## START Records for the task

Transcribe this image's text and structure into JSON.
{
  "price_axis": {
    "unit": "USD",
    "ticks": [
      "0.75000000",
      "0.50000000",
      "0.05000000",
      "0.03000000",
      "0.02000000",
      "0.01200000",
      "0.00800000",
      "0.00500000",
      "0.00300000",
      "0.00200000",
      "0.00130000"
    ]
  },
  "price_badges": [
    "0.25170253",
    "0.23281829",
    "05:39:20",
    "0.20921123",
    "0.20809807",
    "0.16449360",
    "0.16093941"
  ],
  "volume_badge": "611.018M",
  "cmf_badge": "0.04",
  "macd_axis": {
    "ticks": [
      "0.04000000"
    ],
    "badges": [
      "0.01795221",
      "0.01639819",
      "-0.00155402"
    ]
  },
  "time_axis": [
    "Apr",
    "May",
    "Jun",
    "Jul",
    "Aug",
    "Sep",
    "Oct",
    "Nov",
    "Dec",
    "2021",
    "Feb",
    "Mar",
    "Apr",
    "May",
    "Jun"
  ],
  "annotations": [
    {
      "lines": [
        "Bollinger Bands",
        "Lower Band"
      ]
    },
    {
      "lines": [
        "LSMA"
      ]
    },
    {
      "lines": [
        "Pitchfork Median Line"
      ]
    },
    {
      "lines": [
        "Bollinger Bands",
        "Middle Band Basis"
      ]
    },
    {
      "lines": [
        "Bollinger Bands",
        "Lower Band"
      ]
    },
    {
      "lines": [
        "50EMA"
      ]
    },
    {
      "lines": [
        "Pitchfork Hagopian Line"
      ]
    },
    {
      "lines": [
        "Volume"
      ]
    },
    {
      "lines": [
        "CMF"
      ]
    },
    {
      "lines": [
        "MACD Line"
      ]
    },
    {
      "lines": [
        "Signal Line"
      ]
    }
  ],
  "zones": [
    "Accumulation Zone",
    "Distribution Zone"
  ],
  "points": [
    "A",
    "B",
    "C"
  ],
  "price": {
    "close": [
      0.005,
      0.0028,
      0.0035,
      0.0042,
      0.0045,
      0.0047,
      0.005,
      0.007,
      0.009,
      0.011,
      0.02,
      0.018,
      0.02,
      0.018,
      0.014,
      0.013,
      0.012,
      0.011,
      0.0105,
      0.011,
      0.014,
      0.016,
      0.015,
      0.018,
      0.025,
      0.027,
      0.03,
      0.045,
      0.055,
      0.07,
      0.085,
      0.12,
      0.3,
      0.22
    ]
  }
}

## END Records for the task

Take the data above and return it exactly.

## Written answer
Transcribe this image's text and structure into JSON.
{
  "price_axis": {
    "unit": "USD",
    "ticks": [
      "0.75000000",
      "0.50000000",
      "0.05000000",
      "0.03000000",
      "0.02000000",
      "0.01200000",
      "0.00800000",
      "0.00500000",
      "0.00300000",
      "0.00200000",
      "0.00130000"
    ]
  },
  "price_badges": [
    "0.25170253",
    "0.23281829",
    "05:39:20",
    "0.20921123",
    "0.20809807",
    "0.16449360",
    "0.16093941"
  ],
  "volume_badge": "611.018M",
  "cmf_badge": "0.04",
  "macd_axis": {
    "ticks": [
      "0.04000000"
    ],
    "badges": [
      "0.01795221",
      "0.01639819",
      "-0.00155402"
    ]
  },
  "time_axis": [
    "Apr",
    "May",
    "Jun",
    "Jul",
    "Aug",
    "Sep",
    "Oct",
    "Nov",
    "Dec",
    "2021",
    "Feb",
    "Mar",
    "Apr",
    "May",
    "Jun"
  ],
  "annotations": [
    {
      "lines": [
        "Bollinger Bands",
        "Lower Band"
      ]
    },
    {
      "lines": [
        "LSMA"
      ]
    },
    {
      "lines": [
        "Pitchfork Median Line"
      ]
    },
    {
      "lines": [
        "Bollinger Bands",
        "Middle Band Basis"
      ]
    },
    {
      "lines": [
        "Bollinger Bands",
        "Lower Band"
      ]
    },
    {
      "lines": [
        "50EMA"
      ]
    },
    {
      "lines": [
        "Pitchfork Hagopian Line"
      ]
    },
    {
      "lines": [
        "Volume"
      ]
    },
    {
      "lines": [
        "CMF"
      ]
    },
    {
      "lines": [
        "MACD Line"
      ]
    },
    {
      "lines": [
        "Signal Line"
      ]
    }
  ],
  "zones": [
    "Accumulation Zone",
    "Distribution Zone"
  ],
  "points": [
    "A",
    "B",
    "C"
  ],
  "price": {
    "close": [
      0.005,
      0.0028,
      0.0035,
      0.0042,
      0.0045,
      0.0047,
      0.005,
      0.007,
      0.009,
      0.011,
      0.02,
      0.018,
      0.02,
      0.018,
      0.014,
      0.013,
      0.012,
      0.011,
      0.0105,
      0.011,
      0.014,
      0.016,
      0.015,
      0.018,
      0.025,
      0.027,
      0.03,
      0.045,
      0.055,
      0.07,
      0.085,
      0.12,
      0.3,
      0.22
    ]
  }
}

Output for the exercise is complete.